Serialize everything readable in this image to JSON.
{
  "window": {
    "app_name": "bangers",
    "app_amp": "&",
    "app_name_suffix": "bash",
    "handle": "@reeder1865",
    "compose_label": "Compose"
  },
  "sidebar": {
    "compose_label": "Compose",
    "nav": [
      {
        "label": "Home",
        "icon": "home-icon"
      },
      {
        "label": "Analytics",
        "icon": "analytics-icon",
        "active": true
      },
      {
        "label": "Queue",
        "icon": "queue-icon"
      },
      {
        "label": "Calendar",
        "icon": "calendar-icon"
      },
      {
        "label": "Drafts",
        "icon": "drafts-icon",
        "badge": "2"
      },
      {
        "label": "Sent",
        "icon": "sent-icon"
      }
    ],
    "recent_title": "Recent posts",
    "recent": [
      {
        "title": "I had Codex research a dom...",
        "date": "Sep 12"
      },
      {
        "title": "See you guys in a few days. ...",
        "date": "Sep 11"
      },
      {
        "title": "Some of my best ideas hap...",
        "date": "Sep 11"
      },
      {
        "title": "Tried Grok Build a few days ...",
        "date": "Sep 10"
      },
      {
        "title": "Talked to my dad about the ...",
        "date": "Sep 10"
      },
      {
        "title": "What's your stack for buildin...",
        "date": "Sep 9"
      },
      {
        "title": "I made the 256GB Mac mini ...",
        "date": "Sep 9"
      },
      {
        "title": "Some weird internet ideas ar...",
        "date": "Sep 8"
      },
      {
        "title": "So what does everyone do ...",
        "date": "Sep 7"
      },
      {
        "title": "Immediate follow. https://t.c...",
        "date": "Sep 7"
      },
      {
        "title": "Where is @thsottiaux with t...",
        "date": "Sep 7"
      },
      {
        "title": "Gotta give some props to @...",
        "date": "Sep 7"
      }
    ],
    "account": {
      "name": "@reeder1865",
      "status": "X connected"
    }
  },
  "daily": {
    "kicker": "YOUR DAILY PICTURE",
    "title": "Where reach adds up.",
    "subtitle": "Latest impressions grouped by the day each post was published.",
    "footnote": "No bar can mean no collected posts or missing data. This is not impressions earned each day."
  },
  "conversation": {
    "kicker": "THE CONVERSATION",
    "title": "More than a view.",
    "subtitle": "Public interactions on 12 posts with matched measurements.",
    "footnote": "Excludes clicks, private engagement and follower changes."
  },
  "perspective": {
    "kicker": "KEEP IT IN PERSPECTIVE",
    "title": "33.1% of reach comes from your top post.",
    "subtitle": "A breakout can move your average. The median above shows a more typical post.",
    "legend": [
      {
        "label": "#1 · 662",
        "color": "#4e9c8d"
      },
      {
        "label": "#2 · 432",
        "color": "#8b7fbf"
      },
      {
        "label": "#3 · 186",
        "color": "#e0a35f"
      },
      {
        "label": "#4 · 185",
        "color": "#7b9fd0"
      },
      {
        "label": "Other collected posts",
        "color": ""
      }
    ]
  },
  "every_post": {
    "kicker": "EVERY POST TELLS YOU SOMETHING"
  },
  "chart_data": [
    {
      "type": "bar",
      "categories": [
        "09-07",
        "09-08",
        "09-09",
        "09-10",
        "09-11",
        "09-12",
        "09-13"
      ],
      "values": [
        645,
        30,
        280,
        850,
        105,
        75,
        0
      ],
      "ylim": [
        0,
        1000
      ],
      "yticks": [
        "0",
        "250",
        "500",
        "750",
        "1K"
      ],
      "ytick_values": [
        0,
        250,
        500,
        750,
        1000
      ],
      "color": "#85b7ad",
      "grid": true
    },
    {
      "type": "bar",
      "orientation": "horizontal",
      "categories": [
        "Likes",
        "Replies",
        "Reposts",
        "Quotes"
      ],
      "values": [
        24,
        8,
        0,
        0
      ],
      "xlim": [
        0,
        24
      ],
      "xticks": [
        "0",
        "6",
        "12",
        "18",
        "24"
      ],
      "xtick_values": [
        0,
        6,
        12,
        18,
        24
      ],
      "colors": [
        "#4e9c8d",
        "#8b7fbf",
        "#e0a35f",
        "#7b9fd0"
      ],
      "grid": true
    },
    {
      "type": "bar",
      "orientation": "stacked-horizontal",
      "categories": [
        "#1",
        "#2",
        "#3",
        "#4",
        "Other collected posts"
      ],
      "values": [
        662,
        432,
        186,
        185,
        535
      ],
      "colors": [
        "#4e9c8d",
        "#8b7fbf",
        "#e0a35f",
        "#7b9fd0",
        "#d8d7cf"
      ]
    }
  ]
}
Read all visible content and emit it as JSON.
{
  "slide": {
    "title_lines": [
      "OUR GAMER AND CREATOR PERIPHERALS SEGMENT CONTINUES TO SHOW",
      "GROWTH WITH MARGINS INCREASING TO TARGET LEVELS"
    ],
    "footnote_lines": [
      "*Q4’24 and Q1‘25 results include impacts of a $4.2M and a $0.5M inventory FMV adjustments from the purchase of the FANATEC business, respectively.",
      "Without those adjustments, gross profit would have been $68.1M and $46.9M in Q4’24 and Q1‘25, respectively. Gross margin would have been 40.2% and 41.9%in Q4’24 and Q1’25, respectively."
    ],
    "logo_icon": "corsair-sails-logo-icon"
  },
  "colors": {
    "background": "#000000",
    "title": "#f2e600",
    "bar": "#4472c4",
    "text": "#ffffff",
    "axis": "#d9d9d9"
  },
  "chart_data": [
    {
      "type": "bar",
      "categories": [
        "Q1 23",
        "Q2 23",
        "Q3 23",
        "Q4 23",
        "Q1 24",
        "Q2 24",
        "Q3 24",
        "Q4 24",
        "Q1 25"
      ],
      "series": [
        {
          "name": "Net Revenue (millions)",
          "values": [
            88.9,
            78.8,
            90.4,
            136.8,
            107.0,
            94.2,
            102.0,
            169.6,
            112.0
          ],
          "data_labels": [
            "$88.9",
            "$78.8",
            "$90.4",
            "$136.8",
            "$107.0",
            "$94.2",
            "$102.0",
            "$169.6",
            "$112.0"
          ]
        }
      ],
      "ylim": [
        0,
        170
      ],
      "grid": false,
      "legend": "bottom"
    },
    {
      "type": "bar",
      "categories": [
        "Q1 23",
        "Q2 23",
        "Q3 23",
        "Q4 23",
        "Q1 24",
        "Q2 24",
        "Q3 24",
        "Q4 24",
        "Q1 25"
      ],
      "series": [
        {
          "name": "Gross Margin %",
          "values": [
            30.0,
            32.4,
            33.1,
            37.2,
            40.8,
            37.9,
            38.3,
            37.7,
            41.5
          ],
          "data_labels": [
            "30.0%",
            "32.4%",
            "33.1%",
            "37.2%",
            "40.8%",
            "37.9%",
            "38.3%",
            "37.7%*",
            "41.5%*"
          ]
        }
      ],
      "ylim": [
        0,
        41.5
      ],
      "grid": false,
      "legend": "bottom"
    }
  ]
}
****************************************
• PROMPT:
Scan the listing above. Collect all lines with the word "Where".

• EXERCISE SOLUTION:
        "title": "Where is @thsottiaux with t...",
    "title": "Where reach adds up.",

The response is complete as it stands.